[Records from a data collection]
- - -
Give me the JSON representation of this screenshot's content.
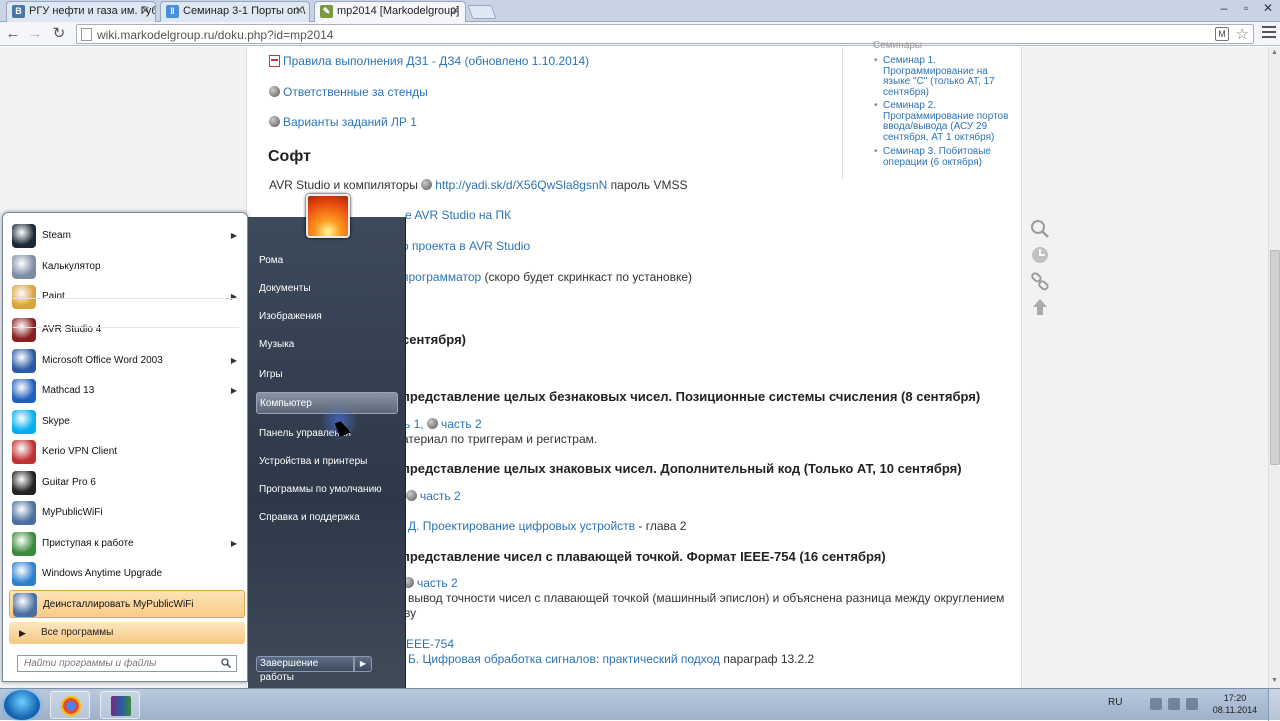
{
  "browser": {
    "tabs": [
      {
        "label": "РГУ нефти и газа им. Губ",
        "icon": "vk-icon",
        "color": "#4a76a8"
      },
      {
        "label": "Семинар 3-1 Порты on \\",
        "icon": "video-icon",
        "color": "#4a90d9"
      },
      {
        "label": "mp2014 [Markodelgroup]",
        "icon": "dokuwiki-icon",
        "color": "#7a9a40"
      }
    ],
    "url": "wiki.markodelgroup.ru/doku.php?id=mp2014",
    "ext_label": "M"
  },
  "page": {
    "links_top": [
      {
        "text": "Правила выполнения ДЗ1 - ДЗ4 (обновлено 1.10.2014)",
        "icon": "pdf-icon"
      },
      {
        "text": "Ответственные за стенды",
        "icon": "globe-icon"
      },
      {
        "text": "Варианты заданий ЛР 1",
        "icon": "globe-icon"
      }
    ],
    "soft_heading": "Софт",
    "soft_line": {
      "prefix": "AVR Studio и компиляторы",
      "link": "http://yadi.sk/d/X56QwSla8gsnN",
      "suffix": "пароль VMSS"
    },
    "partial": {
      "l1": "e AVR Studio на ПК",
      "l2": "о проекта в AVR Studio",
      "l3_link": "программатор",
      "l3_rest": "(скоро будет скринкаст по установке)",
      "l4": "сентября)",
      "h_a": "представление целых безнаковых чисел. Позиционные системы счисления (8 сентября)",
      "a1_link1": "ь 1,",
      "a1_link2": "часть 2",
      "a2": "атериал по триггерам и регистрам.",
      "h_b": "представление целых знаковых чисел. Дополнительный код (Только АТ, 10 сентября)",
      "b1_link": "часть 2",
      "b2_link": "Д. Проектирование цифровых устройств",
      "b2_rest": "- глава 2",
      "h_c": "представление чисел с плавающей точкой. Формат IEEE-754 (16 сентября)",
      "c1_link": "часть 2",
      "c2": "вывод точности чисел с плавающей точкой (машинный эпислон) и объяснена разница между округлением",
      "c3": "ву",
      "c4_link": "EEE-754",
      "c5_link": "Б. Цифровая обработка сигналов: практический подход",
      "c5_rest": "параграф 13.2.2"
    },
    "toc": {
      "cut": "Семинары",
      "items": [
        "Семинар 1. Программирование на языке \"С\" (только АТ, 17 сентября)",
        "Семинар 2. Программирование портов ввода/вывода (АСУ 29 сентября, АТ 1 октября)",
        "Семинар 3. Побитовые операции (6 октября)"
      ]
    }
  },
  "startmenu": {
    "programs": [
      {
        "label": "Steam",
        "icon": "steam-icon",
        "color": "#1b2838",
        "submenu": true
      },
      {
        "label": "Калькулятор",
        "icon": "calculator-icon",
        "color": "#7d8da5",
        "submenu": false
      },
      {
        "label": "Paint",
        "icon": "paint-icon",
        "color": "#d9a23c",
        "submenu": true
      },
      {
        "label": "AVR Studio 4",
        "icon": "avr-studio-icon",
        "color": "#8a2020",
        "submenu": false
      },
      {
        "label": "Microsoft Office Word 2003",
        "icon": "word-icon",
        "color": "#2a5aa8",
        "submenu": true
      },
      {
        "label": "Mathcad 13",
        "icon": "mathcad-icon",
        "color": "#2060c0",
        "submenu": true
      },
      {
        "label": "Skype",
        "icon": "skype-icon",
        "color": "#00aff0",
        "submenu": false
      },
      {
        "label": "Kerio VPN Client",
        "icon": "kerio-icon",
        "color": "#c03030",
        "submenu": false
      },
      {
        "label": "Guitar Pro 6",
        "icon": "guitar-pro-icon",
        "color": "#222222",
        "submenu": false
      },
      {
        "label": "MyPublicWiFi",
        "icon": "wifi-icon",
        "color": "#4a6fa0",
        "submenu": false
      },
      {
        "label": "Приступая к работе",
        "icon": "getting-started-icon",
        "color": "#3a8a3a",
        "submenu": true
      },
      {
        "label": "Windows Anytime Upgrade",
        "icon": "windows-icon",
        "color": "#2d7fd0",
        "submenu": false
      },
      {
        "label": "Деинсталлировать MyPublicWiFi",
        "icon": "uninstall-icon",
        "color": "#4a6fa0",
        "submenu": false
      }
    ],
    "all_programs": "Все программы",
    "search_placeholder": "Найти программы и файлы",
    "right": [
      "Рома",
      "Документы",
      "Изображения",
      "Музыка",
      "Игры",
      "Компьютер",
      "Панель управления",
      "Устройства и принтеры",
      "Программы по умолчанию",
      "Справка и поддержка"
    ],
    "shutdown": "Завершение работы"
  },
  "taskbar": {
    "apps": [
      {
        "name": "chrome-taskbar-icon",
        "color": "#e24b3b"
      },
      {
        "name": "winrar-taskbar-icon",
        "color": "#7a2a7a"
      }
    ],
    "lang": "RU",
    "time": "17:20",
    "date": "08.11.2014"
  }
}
- - -
- _Exercise aim_: Take the listing above and restate it word for word, without its pictures.

- _Response to the exercise_:
Give me the JSON representation of this screenshot's content.
{
  "browser": {
    "tabs": [
      {
        "label": "РГУ нефти и газа им. Губ",
        "icon": "vk-icon",
        "color": "#4a76a8"
      },
      {
        "label": "Семинар 3-1 Порты on \\",
        "icon": "video-icon",
        "color": "#4a90d9"
      },
      {
        "label": "mp2014 [Markodelgroup]",
        "icon": "dokuwiki-icon",
        "color": "#7a9a40"
      }
    ],
    "url": "wiki.markodelgroup.ru/doku.php?id=mp2014",
    "ext_label": "M"
  },
  "page": {
    "links_top": [
      {
        "text": "Правила выполнения ДЗ1 - ДЗ4 (обновлено 1.10.2014)",
        "icon": "pdf-icon"
      },
      {
        "text": "Ответственные за стенды",
        "icon": "globe-icon"
      },
      {
        "text": "Варианты заданий ЛР 1",
        "icon": "globe-icon"
      }
    ],
    "soft_heading": "Софт",
    "soft_line": {
      "prefix": "AVR Studio и компиляторы",
      "link": "http://yadi.sk/d/X56QwSla8gsnN",
      "suffix": "пароль VMSS"
    },
    "partial": {
      "l1": "e AVR Studio на ПК",
      "l2": "о проекта в AVR Studio",
      "l3_link": "программатор",
      "l3_rest": "(скоро будет скринкаст по установке)",
      "l4": "сентября)",
      "h_a": "представление целых безнаковых чисел. Позиционные системы счисления (8 сентября)",
      "a1_link1": "ь 1,",
      "a1_link2": "часть 2",
      "a2": "атериал по триггерам и регистрам.",
      "h_b": "представление целых знаковых чисел. Дополнительный код (Только АТ, 10 сентября)",
      "b1_link": "часть 2",
      "b2_link": "Д. Проектирование цифровых устройств",
      "b2_rest": "- глава 2",
      "h_c": "представление чисел с плавающей точкой. Формат IEEE-754 (16 сентября)",
      "c1_link": "часть 2",
      "c2": "вывод точности чисел с плавающей точкой (машинный эпислон) и объяснена разница между округлением",
      "c3": "ву",
      "c4_link": "EEE-754",
      "c5_link": "Б. Цифровая обработка сигналов: практический подход",
      "c5_rest": "параграф 13.2.2"
    },
    "toc": {
      "cut": "Семинары",
      "items": [
        "Семинар 1. Программирование на языке \"С\" (только АТ, 17 сентября)",
        "Семинар 2. Программирование портов ввода/вывода (АСУ 29 сентября, АТ 1 октября)",
        "Семинар 3. Побитовые операции (6 октября)"
      ]
    }
  },
  "startmenu": {
    "programs": [
      {
        "label": "Steam",
        "icon": "steam-icon",
        "color": "#1b2838",
        "submenu": true
      },
      {
        "label": "Калькулятор",
        "icon": "calculator-icon",
        "color": "#7d8da5",
        "submenu": false
      },
      {
        "label": "Paint",
        "icon": "paint-icon",
        "color": "#d9a23c",
        "submenu": true
      },
      {
        "label": "AVR Studio 4",
        "icon": "avr-studio-icon",
        "color": "#8a2020",
        "submenu": false
      },
      {
        "label": "Microsoft Office Word 2003",
        "icon": "word-icon",
        "color": "#2a5aa8",
        "submenu": true
      },
      {
        "label": "Mathcad 13",
        "icon": "mathcad-icon",
        "color": "#2060c0",
        "submenu": true
      },
      {
        "label": "Skype",
        "icon": "skype-icon",
        "color": "#00aff0",
        "submenu": false
      },
      {
        "label": "Kerio VPN Client",
        "icon": "kerio-icon",
        "color": "#c03030",
        "submenu": false
      },
      {
        "label": "Guitar Pro 6",
        "icon": "guitar-pro-icon",
        "color": "#222222",
        "submenu": false
      },
      {
        "label": "MyPublicWiFi",
        "icon": "wifi-icon",
        "color": "#4a6fa0",
        "submenu": false
      },
      {
        "label": "Приступая к работе",
        "icon": "getting-started-icon",
        "color": "#3a8a3a",
        "submenu": true
      },
      {
        "label": "Windows Anytime Upgrade",
        "icon": "windows-icon",
        "color": "#2d7fd0",
        "submenu": false
      },
      {
        "label": "Деинсталлировать MyPublicWiFi",
        "icon": "uninstall-icon",
        "color": "#4a6fa0",
        "submenu": false
      }
    ],
    "all_programs": "Все программы",
    "search_placeholder": "Найти программы и файлы",
    "right": [
      "Рома",
      "Документы",
      "Изображения",
      "Музыка",
      "Игры",
      "Компьютер",
      "Панель управления",
      "Устройства и принтеры",
      "Программы по умолчанию",
      "Справка и поддержка"
    ],
    "shutdown": "Завершение работы"
  },
  "taskbar": {
    "apps": [
      {
        "name": "chrome-taskbar-icon",
        "color": "#e24b3b"
      },
      {
        "name": "winrar-taskbar-icon",
        "color": "#7a2a7a"
      }
    ],
    "lang": "RU",
    "time": "17:20",
    "date": "08.11.2014"
  }
}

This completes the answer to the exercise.